_Stated goal_: Omit the images, then output each of the records below exactly.

_Exercise data_:
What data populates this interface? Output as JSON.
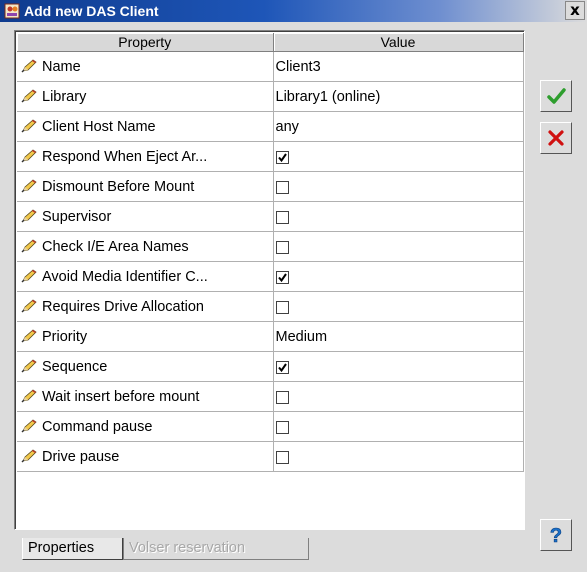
{
  "window": {
    "title": "Add new DAS Client",
    "close_label": "x"
  },
  "table": {
    "headers": [
      "Property",
      "Value"
    ],
    "rows": [
      {
        "property": "Name",
        "type": "text",
        "value": "Client3"
      },
      {
        "property": "Library",
        "type": "text",
        "value": "Library1 (online)"
      },
      {
        "property": "Client Host Name",
        "type": "text",
        "value": "any"
      },
      {
        "property": "Respond When Eject Ar...",
        "type": "checkbox",
        "checked": true
      },
      {
        "property": "Dismount Before Mount",
        "type": "checkbox",
        "checked": false
      },
      {
        "property": "Supervisor",
        "type": "checkbox",
        "checked": false
      },
      {
        "property": "Check I/E Area Names",
        "type": "checkbox",
        "checked": false
      },
      {
        "property": "Avoid Media Identifier C...",
        "type": "checkbox",
        "checked": true
      },
      {
        "property": "Requires Drive Allocation",
        "type": "checkbox",
        "checked": false
      },
      {
        "property": "Priority",
        "type": "text",
        "value": "Medium"
      },
      {
        "property": "Sequence",
        "type": "checkbox",
        "checked": true
      },
      {
        "property": "Wait insert before mount",
        "type": "checkbox",
        "checked": false
      },
      {
        "property": "Command pause",
        "type": "checkbox",
        "checked": false
      },
      {
        "property": "Drive pause",
        "type": "checkbox",
        "checked": false
      }
    ]
  },
  "side_buttons": {
    "ok_icon": "checkmark-icon",
    "cancel_icon": "red-x-icon",
    "help_icon": "question-mark-icon",
    "ok_color": "#2e9e2e",
    "cancel_color": "#d01010",
    "help_color": "#1a6fc8"
  },
  "tabs": [
    {
      "label": "Properties",
      "active": true
    },
    {
      "label": "Volser reservation",
      "active": false
    }
  ]
}
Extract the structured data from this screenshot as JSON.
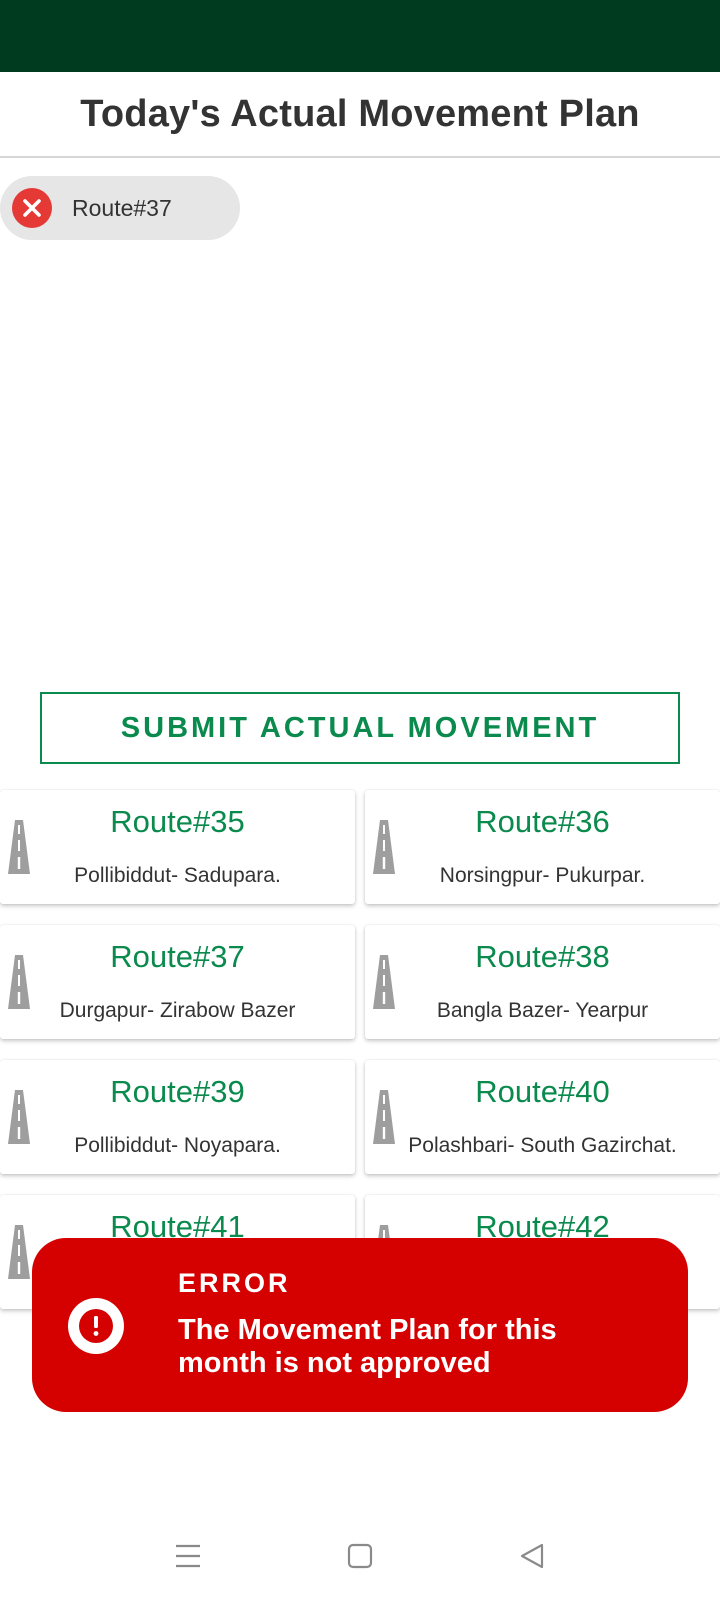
{
  "header": {
    "title": "Today's Actual Movement Plan"
  },
  "selected_chip": {
    "label": "Route#37",
    "remove_icon": "close-circle-icon"
  },
  "submit_button": {
    "label": "SUBMIT ACTUAL MOVEMENT"
  },
  "routes": [
    {
      "title": "Route#35",
      "area": "Pollibiddut- Sadupara."
    },
    {
      "title": "Route#36",
      "area": "Norsingpur- Pukurpar."
    },
    {
      "title": "Route#37",
      "area": "Durgapur- Zirabow Bazer"
    },
    {
      "title": "Route#38",
      "area": "Bangla Bazer-  Yearpur"
    },
    {
      "title": "Route#39",
      "area": "Pollibiddut- Noyapara."
    },
    {
      "title": "Route#40",
      "area": "Polashbari- South Gazirchat."
    },
    {
      "title": "Route#41",
      "area": ""
    },
    {
      "title": "Route#42",
      "area": ""
    }
  ],
  "toast": {
    "title": "ERROR",
    "message": "The Movement Plan for this month is not approved",
    "icon": "alert-circle-icon"
  },
  "colors": {
    "status_bar": "#003a1f",
    "accent_green": "#0a8a4d",
    "error_red": "#d50000",
    "chip_close_red": "#e53935"
  }
}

_The result_:
What data populates this interface? Output as JSON.
{
  "window": {
    "title": "Add new DAS Client",
    "close_label": "x"
  },
  "table": {
    "headers": [
      "Property",
      "Value"
    ],
    "rows": [
      {
        "property": "Name",
        "type": "text",
        "value": "Client3"
      },
      {
        "property": "Library",
        "type": "text",
        "value": "Library1 (online)"
      },
      {
        "property": "Client Host Name",
        "type": "text",
        "value": "any"
      },
      {
        "property": "Respond When Eject Ar...",
        "type": "checkbox",
        "checked": true
      },
      {
        "property": "Dismount Before Mount",
        "type": "checkbox",
        "checked": false
      },
      {
        "property": "Supervisor",
        "type": "checkbox",
        "checked": false
      },
      {
        "property": "Check I/E Area Names",
        "type": "checkbox",
        "checked": false
      },
      {
        "property": "Avoid Media Identifier C...",
        "type": "checkbox",
        "checked": true
      },
      {
        "property": "Requires Drive Allocation",
        "type": "checkbox",
        "checked": false
      },
      {
        "property": "Priority",
        "type": "text",
        "value": "Medium"
      },
      {
        "property": "Sequence",
        "type": "checkbox",
        "checked": true
      },
      {
        "property": "Wait insert before mount",
        "type": "checkbox",
        "checked": false
      },
      {
        "property": "Command pause",
        "type": "checkbox",
        "checked": false
      },
      {
        "property": "Drive pause",
        "type": "checkbox",
        "checked": false
      }
    ]
  },
  "side_buttons": {
    "ok_icon": "checkmark-icon",
    "cancel_icon": "red-x-icon",
    "help_icon": "question-mark-icon",
    "ok_color": "#2e9e2e",
    "cancel_color": "#d01010",
    "help_color": "#1a6fc8"
  },
  "tabs": [
    {
      "label": "Properties",
      "active": true
    },
    {
      "label": "Volser reservation",
      "active": false
    }
  ]
}
Extract the structured data from this screenshot as JSON.
{
  "header": {
    "title": "Today's Actual Movement Plan"
  },
  "selected_chip": {
    "label": "Route#37",
    "remove_icon": "close-circle-icon"
  },
  "submit_button": {
    "label": "SUBMIT ACTUAL MOVEMENT"
  },
  "routes": [
    {
      "title": "Route#35",
      "area": "Pollibiddut- Sadupara."
    },
    {
      "title": "Route#36",
      "area": "Norsingpur- Pukurpar."
    },
    {
      "title": "Route#37",
      "area": "Durgapur- Zirabow Bazer"
    },
    {
      "title": "Route#38",
      "area": "Bangla Bazer-  Yearpur"
    },
    {
      "title": "Route#39",
      "area": "Pollibiddut- Noyapara."
    },
    {
      "title": "Route#40",
      "area": "Polashbari- South Gazirchat."
    },
    {
      "title": "Route#41",
      "area": ""
    },
    {
      "title": "Route#42",
      "area": ""
    }
  ],
  "toast": {
    "title": "ERROR",
    "message": "The Movement Plan for this month is not approved",
    "icon": "alert-circle-icon"
  },
  "colors": {
    "status_bar": "#003a1f",
    "accent_green": "#0a8a4d",
    "error_red": "#d50000",
    "chip_close_red": "#e53935"
  }
}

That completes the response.